> What is expected:
Report the count of lines that carry the string "финансирования", and add nothing.
* BEGIN Data *
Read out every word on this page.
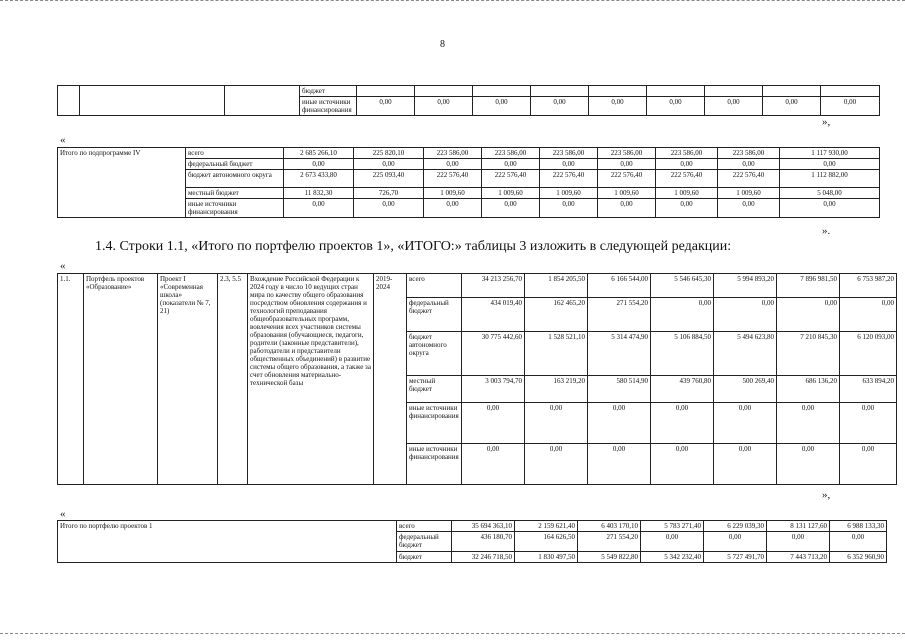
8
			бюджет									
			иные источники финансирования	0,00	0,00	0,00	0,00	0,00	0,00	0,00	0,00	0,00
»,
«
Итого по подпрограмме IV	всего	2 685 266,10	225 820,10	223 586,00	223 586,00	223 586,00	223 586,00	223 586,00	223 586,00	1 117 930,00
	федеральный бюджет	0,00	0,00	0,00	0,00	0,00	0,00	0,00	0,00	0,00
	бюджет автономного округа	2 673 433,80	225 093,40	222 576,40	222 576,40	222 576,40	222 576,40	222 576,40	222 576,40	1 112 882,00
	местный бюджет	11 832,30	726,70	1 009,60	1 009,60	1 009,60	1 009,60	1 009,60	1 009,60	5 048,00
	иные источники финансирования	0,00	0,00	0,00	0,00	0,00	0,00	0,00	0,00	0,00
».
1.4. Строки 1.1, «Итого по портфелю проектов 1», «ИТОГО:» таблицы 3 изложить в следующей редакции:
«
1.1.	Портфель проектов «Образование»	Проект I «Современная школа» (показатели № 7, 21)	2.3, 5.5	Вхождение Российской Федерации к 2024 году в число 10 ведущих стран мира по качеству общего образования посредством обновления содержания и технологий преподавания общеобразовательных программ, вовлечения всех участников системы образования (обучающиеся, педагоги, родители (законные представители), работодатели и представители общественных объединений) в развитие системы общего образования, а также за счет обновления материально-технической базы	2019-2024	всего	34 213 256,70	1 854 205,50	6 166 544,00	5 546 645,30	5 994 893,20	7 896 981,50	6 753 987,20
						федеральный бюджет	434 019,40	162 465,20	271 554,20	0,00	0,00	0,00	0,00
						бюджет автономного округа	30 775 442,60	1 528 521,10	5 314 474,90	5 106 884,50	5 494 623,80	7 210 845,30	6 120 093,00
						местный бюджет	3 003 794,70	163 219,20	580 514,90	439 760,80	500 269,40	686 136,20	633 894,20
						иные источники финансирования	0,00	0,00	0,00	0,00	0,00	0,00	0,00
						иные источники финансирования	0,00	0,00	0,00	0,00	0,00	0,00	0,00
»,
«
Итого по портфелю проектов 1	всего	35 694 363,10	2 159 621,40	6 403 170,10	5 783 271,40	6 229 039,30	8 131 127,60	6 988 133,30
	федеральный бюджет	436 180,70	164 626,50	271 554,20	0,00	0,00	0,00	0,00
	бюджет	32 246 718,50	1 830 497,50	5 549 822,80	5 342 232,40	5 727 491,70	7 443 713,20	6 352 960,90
* END Data *
* BEGIN Data *
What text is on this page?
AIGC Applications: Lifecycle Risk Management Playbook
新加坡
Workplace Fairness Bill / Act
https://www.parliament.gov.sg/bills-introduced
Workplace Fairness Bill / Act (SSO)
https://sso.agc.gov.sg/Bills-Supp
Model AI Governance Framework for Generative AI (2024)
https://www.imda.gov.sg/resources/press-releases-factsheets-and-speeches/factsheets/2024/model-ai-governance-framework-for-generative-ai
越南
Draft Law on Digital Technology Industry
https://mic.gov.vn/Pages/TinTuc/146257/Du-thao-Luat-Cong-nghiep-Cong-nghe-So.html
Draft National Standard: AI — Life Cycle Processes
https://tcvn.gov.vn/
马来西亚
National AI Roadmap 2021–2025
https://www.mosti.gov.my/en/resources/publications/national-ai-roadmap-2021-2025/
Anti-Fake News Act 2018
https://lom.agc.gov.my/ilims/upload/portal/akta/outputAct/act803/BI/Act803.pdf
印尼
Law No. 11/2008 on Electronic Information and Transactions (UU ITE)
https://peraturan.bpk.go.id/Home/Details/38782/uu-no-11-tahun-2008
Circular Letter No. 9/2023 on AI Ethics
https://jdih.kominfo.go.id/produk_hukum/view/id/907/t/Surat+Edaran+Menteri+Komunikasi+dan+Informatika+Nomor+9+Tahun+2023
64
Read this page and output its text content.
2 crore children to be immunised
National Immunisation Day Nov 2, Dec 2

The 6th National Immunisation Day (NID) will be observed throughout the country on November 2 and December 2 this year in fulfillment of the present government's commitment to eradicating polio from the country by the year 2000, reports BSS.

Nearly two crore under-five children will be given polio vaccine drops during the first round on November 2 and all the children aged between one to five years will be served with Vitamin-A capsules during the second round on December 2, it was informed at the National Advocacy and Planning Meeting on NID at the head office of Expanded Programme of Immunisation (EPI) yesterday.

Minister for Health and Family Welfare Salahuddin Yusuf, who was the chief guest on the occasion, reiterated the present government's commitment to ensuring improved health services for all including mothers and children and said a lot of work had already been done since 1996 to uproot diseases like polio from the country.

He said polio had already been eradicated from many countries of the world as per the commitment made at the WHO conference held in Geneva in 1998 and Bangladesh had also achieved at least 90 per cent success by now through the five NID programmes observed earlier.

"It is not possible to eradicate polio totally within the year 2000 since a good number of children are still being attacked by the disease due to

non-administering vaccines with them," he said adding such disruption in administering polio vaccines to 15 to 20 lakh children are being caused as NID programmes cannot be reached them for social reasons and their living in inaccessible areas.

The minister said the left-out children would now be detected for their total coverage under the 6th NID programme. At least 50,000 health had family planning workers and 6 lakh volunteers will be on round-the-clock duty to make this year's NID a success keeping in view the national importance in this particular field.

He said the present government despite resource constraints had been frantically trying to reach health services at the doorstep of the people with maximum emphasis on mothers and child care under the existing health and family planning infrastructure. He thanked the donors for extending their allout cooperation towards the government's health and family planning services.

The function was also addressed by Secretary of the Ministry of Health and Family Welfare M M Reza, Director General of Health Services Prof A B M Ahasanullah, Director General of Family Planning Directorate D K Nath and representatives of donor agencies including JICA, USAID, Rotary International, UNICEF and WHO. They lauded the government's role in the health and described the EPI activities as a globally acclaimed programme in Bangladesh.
* END Data *
> Task response:
4